Brief 1
In the text on SQL backup batch files, why does the writer keep backups from different types of databases in separate folders?
Brief 2
Decide whether each statement agrees with the text on SQL backup batch files, answering yes or no and quoting the deciding words: (a) The example creates two .bat files. (b) The writer always makes a critical folder for mission-critical databases. (c) Errors of anything under 24 are suppressed because of robocopy's behavior.

Provided text

Personally, I usually like to set up different folders for backups from different TYPEs of databases (i.e., at least a folder for system databases, and a folder for user databases—but sometimes I might make a critical folder for mission-critical databases and even a ‘pigpile-type’ folder for 'crud' databases—all so that I can set different file retention times for backups—by folder), so, with that, I'll actually create two .bat files in the following example—one for system databases, the other for user databases.

System Databases.bat
robocopy "D:\SQLBackups\System" "\\Storage\SQL Backups\System" /e /r:3 /w:15 /np
REM: suppress errors of anything < 24 because of robocopy craziness:
SET/A errlev="%ERRORLEVEL% & 24"
exit/B %errlev%

User Databases.bat
robocopy "D:\SQLBackups\System" "\\Storage\SQL Backups\System" /e /r:3 /w:15 /np
REM: suppress errors of anything < 24 because of robocopy craziness:
SET/A errlev="%ERRORLEVEL% & 24"

Given entries
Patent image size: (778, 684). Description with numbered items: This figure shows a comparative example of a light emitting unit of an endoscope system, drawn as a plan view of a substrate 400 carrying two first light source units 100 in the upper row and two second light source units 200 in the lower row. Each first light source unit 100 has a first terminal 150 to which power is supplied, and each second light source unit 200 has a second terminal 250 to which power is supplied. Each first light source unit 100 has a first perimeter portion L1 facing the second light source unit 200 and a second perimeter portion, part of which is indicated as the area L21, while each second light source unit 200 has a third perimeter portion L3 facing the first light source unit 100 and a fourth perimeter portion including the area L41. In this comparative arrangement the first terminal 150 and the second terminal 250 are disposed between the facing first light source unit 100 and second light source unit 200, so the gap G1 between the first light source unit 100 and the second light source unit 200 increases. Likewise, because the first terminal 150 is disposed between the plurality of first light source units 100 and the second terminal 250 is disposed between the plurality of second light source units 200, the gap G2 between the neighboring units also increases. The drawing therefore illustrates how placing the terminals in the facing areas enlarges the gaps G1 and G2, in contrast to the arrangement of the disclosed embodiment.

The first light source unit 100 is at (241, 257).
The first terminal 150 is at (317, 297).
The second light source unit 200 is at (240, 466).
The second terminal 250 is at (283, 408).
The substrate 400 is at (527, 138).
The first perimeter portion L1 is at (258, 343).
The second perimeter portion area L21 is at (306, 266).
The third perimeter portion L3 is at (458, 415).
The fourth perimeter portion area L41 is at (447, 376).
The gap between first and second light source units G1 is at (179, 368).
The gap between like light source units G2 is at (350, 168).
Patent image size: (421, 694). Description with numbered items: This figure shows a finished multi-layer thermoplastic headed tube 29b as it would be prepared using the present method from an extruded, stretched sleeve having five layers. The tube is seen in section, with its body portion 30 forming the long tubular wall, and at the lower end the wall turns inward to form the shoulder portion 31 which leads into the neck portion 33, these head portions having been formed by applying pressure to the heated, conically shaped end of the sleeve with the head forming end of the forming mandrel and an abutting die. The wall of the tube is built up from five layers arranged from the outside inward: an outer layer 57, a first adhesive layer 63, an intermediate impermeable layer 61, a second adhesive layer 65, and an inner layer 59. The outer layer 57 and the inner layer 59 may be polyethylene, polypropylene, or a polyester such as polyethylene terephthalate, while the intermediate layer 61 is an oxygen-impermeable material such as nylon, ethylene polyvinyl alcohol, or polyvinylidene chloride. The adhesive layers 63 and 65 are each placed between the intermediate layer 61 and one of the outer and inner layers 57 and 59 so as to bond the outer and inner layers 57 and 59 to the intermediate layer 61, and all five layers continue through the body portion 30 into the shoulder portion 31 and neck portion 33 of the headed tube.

Exercise output 1
Separate folders let the writer set different file retention times for backups by folder.

Exercise output 2
(a) Yes: "I'll actually create two .bat files in the following example"
(b) No: "sometimes I might make a critical folder for mission-critical databases"
(c) Yes: "suppress errors of anything < 24 because of robocopy craziness"